Return all the entries exactly, keeping pictures out.

SUPPLIED RECORDS
[Begin]

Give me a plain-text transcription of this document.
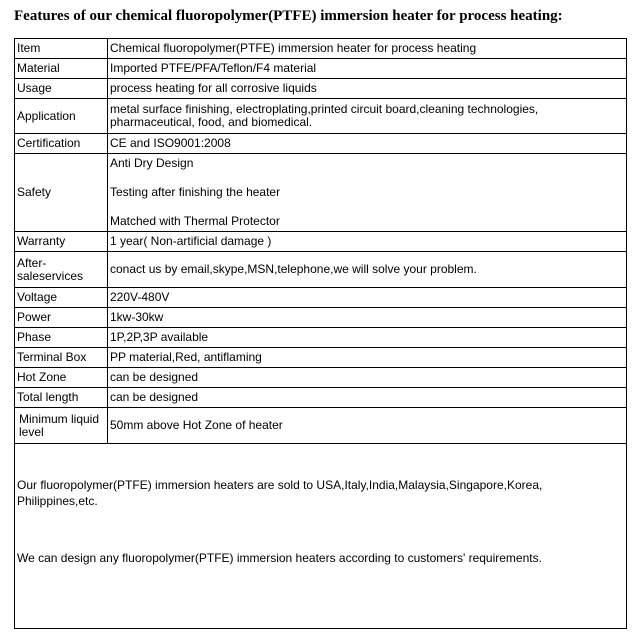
Features of our chemical fluoropolymer(PTFE) immersion heater for process heating:
Item	Chemical fluoropolymer(PTFE) immersion heater for process heating
Material	Imported PTFE/PFA/Teflon/F4 material
Usage	process heating for all corrosive liquids
Application	metal surface finishing, electroplating,printed circuit board,cleaning technologies, pharmaceutical, food, and biomedical.
Certification	CE and ISO9001:2008
Safety	Anti Dry Design
Testing after finishing the heater
Matched with Thermal Protector

Warranty	1 year( Non-artificial damage )
After-saleservices	conact us by email,skype,MSN,telephone,we will solve your problem.
Voltage	220V-480V
Power	1kw-30kw
Phase	1P,2P,3P available
Terminal Box	PP material,Red, antiflaming
Hot Zone	can be designed
Total length	can be designed
Minimum liquid level	50mm above Hot Zone of heater
Our fluoropolymer(PTFE) immersion heaters are sold to USA,Italy,India,Malaysia,Singapore,Korea, Philippines,etc.
We can design any fluoropolymer(PTFE) immersion heaters according to customers' requirements.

[End]

TASK RESULT
Give me a plain-text transcription of this document.
Features of our chemical fluoropolymer(PTFE) immersion heater for process heating:
Item	Chemical fluoropolymer(PTFE) immersion heater for process heating
Material	Imported PTFE/PFA/Teflon/F4 material
Usage	process heating for all corrosive liquids
Application	metal surface finishing, electroplating,printed circuit board,cleaning technologies, pharmaceutical, food, and biomedical.
Certification	CE and ISO9001:2008
Safety	Anti Dry Design
Testing after finishing the heater
Matched with Thermal Protector

Warranty	1 year( Non-artificial damage )
After-saleservices	conact us by email,skype,MSN,telephone,we will solve your problem.
Voltage	220V-480V
Power	1kw-30kw
Phase	1P,2P,3P available
Terminal Box	PP material,Red, antiflaming
Hot Zone	can be designed
Total length	can be designed
Minimum liquid level	50mm above Hot Zone of heater
Our fluoropolymer(PTFE) immersion heaters are sold to USA,Italy,India,Malaysia,Singapore,Korea, Philippines,etc.
We can design any fluoropolymer(PTFE) immersion heaters according to customers' requirements.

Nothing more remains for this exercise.